Exercise text
PEAK Grantmaking regularly features members on our blog to demonstrate the diversity of our association and expand opportunities for connections. Want to be featured? Email Leah Farmer (email@example.com).
Meet Jeanne Brown, Program Officer at The Medical Foundation, with Health Resources in Action.
Q. How did you get into grants management?
I came into the grants management world by chance when I was looking for a position that would allow flexibility when my daughter was young. I was meeting with a group talking about career transitions when someone mentioned the position in grants management. I honestly had never thought about how grants were made. The position was in grant making for medical research and I had worked in provider relations in an HMO setting so I began to see the possible synergy. Some of the strong correlations between my experience and grant making were people, procedure and process.
Q. What’s your background (education and work)?

Dataset extract
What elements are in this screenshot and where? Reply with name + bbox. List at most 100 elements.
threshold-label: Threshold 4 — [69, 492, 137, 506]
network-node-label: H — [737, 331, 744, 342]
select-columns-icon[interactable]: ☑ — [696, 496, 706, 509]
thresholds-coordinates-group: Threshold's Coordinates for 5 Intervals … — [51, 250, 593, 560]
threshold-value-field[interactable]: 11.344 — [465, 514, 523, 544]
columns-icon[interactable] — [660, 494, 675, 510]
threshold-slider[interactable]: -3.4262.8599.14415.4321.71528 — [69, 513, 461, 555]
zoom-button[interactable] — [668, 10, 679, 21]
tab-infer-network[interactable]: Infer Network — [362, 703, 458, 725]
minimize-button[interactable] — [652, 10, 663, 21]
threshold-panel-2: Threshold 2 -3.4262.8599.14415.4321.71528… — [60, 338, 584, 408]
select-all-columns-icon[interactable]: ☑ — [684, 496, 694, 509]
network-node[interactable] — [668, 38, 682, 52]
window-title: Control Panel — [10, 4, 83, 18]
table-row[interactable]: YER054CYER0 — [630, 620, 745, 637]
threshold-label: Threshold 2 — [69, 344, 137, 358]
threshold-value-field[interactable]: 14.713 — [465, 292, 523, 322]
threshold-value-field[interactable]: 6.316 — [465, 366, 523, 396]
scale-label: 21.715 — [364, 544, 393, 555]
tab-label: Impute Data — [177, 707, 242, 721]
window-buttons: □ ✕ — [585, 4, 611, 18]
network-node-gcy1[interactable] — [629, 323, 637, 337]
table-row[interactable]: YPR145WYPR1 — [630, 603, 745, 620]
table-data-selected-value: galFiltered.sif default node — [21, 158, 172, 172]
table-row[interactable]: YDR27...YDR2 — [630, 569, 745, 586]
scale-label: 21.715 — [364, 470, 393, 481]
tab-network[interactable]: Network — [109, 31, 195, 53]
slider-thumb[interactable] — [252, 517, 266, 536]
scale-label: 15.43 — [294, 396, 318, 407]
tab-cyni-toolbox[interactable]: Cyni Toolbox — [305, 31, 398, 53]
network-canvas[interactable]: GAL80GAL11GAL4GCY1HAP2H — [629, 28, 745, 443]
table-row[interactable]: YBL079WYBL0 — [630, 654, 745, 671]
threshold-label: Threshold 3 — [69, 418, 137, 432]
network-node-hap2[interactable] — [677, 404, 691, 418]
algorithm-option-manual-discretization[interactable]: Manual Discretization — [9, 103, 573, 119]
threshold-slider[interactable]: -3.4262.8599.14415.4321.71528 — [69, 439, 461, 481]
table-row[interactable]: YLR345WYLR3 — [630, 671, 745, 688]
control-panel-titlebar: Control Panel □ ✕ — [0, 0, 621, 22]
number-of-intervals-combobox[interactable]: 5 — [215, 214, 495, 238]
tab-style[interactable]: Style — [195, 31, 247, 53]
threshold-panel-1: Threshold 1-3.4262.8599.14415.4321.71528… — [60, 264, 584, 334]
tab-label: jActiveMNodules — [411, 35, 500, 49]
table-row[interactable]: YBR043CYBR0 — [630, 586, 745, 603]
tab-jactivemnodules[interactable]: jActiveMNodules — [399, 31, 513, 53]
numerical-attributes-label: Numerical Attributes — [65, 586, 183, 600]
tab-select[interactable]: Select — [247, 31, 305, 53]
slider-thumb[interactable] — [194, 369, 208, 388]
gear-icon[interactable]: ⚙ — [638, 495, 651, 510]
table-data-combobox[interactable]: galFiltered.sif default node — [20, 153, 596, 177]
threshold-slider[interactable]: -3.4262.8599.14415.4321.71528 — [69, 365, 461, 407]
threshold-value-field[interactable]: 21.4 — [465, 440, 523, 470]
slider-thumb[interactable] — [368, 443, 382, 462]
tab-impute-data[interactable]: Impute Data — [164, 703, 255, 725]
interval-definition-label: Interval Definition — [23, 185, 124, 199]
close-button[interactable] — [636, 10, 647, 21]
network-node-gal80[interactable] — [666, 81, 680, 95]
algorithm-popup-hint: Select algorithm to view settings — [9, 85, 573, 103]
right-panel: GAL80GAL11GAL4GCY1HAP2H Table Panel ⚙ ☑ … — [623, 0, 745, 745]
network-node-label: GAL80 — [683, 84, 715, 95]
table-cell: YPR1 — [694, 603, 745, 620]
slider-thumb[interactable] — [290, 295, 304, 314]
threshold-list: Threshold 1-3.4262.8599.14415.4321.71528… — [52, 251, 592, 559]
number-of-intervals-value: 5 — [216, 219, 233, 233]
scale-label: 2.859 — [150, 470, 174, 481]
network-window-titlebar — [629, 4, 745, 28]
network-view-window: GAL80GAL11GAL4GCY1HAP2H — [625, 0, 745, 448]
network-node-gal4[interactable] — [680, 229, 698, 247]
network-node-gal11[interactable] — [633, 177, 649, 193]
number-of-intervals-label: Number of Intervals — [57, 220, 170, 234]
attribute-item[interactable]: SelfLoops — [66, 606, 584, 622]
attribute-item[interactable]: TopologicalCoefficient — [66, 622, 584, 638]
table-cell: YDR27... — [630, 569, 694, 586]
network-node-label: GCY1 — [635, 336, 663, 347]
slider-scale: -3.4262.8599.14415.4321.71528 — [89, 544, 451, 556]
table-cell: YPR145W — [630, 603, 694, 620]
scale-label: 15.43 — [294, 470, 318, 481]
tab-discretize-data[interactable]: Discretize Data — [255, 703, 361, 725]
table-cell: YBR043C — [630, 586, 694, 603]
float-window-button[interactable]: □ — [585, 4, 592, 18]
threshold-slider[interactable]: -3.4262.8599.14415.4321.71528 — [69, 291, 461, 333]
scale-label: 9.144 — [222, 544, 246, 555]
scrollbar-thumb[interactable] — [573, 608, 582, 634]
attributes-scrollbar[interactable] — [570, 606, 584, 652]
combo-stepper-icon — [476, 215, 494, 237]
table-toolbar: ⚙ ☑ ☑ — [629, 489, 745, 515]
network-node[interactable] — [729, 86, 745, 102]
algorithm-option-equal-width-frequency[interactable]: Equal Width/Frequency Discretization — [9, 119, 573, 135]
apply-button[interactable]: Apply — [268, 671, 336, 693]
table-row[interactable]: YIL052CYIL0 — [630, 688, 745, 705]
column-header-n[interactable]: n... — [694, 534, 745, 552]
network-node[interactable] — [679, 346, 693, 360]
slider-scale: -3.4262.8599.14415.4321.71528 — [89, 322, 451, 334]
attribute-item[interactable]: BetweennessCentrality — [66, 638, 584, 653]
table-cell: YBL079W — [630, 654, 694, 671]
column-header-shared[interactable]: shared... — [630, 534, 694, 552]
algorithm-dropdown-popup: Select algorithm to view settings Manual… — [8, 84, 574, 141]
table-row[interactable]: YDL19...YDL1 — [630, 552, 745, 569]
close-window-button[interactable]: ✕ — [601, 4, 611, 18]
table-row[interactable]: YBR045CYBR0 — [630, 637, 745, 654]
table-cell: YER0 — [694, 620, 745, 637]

What the exercise asks
List every correlation that Jeanne Brown names between her experience and grant making in the member profile.

Finished task
People, procedure, process